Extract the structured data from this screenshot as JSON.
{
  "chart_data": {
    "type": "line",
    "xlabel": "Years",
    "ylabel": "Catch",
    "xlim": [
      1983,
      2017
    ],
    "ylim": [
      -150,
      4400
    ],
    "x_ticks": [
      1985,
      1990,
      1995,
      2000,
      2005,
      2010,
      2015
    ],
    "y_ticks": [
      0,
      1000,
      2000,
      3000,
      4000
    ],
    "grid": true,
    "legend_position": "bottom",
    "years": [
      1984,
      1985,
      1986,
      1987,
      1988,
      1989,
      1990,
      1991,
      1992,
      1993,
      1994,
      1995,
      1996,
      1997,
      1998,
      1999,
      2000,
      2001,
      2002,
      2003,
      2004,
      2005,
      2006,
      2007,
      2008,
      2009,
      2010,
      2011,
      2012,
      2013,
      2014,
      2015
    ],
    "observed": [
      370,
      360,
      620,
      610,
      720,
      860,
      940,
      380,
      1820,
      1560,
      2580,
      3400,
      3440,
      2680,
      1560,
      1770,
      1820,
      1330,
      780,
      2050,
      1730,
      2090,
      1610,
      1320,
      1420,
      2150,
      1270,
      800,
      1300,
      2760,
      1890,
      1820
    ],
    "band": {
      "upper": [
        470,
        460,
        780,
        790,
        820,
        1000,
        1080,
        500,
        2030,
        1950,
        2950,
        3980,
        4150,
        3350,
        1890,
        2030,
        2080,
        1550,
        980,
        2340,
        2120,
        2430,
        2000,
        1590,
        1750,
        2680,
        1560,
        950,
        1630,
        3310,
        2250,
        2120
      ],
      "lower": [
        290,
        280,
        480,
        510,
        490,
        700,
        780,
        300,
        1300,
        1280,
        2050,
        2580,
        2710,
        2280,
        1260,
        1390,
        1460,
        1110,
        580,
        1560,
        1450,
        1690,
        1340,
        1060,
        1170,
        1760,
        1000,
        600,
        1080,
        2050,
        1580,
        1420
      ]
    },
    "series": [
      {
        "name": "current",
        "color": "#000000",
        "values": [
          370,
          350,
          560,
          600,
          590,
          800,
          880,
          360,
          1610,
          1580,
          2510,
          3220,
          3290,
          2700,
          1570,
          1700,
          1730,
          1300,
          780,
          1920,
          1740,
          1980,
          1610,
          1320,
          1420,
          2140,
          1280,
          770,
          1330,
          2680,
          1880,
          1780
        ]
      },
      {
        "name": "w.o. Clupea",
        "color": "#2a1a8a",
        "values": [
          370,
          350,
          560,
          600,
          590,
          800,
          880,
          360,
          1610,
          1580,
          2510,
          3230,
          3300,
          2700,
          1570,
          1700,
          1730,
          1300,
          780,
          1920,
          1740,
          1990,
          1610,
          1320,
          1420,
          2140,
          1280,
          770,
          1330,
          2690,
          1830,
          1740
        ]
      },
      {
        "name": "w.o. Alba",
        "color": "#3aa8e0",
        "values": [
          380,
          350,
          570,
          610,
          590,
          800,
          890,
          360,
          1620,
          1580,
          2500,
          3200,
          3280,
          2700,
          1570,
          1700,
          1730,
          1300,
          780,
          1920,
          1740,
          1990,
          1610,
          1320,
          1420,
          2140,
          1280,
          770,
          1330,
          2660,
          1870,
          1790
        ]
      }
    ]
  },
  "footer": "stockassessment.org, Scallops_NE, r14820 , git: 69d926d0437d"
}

> Problem details: What is the number of lines that hold the string "color"? Give it alone.

> Result of the exercise: 3